From the listing below, pull out all lines with "Μπάρμπας" in them.

## [EXERCISE INPUT]
---
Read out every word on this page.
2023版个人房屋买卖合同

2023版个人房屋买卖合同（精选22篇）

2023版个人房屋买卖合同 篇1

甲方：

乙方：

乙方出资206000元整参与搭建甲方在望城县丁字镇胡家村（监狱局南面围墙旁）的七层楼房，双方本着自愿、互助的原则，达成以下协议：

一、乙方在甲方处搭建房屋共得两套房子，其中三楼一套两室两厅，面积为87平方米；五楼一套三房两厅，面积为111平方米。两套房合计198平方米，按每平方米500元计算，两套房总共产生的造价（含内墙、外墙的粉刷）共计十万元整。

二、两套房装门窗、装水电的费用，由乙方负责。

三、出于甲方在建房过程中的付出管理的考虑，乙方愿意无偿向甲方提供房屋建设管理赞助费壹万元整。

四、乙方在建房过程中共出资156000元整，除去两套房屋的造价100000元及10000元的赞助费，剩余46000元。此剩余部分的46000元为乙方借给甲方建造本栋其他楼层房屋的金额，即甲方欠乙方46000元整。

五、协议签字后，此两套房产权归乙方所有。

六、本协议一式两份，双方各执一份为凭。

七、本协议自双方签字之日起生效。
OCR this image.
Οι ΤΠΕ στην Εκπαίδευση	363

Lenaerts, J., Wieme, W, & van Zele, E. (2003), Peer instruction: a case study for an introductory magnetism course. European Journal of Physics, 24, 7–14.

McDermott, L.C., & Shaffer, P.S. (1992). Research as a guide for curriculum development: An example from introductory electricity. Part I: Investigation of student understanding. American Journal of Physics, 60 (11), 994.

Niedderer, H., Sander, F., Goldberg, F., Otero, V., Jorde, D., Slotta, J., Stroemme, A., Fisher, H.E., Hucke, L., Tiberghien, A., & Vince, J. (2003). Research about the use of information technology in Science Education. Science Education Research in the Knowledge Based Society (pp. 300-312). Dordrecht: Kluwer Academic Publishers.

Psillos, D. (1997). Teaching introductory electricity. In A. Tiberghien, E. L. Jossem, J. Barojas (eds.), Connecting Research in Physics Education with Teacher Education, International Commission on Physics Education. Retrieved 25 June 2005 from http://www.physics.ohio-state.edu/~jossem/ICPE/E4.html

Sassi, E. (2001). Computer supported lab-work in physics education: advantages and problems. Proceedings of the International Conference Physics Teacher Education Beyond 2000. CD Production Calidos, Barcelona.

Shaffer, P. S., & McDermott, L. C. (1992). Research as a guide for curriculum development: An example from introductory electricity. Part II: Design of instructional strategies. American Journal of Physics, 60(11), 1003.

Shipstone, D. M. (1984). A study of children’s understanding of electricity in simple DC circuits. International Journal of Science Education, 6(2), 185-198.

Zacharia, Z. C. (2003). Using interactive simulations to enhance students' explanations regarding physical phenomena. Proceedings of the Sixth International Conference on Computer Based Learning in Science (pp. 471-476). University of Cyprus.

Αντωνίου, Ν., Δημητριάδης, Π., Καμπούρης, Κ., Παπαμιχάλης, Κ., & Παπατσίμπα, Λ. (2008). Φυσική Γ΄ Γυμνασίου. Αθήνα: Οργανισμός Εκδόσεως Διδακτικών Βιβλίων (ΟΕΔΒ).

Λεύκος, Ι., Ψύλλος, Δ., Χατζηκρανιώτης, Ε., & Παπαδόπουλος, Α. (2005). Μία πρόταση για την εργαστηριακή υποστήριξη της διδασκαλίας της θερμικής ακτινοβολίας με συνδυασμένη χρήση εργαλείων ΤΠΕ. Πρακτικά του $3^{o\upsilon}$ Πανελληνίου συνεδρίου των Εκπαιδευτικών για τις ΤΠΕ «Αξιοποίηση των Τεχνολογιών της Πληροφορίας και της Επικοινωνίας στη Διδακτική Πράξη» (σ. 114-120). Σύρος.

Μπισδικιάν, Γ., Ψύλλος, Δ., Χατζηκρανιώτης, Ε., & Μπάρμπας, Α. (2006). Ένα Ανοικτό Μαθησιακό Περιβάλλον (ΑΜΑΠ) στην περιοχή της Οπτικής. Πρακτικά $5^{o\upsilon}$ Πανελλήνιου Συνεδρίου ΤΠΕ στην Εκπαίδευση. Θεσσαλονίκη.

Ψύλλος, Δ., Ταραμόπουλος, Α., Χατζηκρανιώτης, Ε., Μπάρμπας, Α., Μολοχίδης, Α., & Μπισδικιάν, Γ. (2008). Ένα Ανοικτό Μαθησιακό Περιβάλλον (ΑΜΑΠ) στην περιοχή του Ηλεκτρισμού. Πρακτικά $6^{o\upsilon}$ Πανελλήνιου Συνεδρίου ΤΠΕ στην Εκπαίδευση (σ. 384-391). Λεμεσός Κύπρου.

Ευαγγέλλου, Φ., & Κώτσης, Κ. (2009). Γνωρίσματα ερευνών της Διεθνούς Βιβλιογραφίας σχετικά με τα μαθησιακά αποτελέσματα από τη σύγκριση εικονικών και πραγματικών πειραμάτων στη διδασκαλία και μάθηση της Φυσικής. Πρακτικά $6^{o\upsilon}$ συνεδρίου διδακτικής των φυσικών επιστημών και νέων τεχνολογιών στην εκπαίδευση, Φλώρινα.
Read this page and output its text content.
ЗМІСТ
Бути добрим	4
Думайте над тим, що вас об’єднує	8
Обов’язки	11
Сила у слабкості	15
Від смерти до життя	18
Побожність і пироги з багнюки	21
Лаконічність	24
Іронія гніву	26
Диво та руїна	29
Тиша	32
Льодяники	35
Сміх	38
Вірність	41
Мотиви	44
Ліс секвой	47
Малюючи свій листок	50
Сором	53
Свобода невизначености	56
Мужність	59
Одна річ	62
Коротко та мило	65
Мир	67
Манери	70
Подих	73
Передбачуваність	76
---
## [REPLY TO THE EXERCISE]
Μπισδικιάν, Γ., Ψύλλος, Δ., Χατζηκρανιώτης, Ε., & Μπάρμπας, Α. (2006). Ένα Ανοικτό Μαθησιακό Περιβάλλον (ΑΜΑΠ) στην περιοχή της Οπτικής. Πρακτικά $5^{o\upsilon}$ Πανελλήνιου Συνεδρίου ΤΠΕ στην Εκπαίδευση. Θεσσαλονίκη.
Ψύλλος, Δ., Ταραμόπουλος, Α., Χατζηκρανιώτης, Ε., Μπάρμπας, Α., Μολοχίδης, Α., & Μπισδικιάν, Γ. (2008). Ένα Ανοικτό Μαθησιακό Περιβάλλον (ΑΜΑΠ) στην περιοχή του Ηλεκτρισμού. Πρακτικά $6^{o\upsilon}$ Πανελλήνιου Συνεδρίου ΤΠΕ στην Εκπαίδευση (σ. 384-391). Λεμεσός Κύπρου.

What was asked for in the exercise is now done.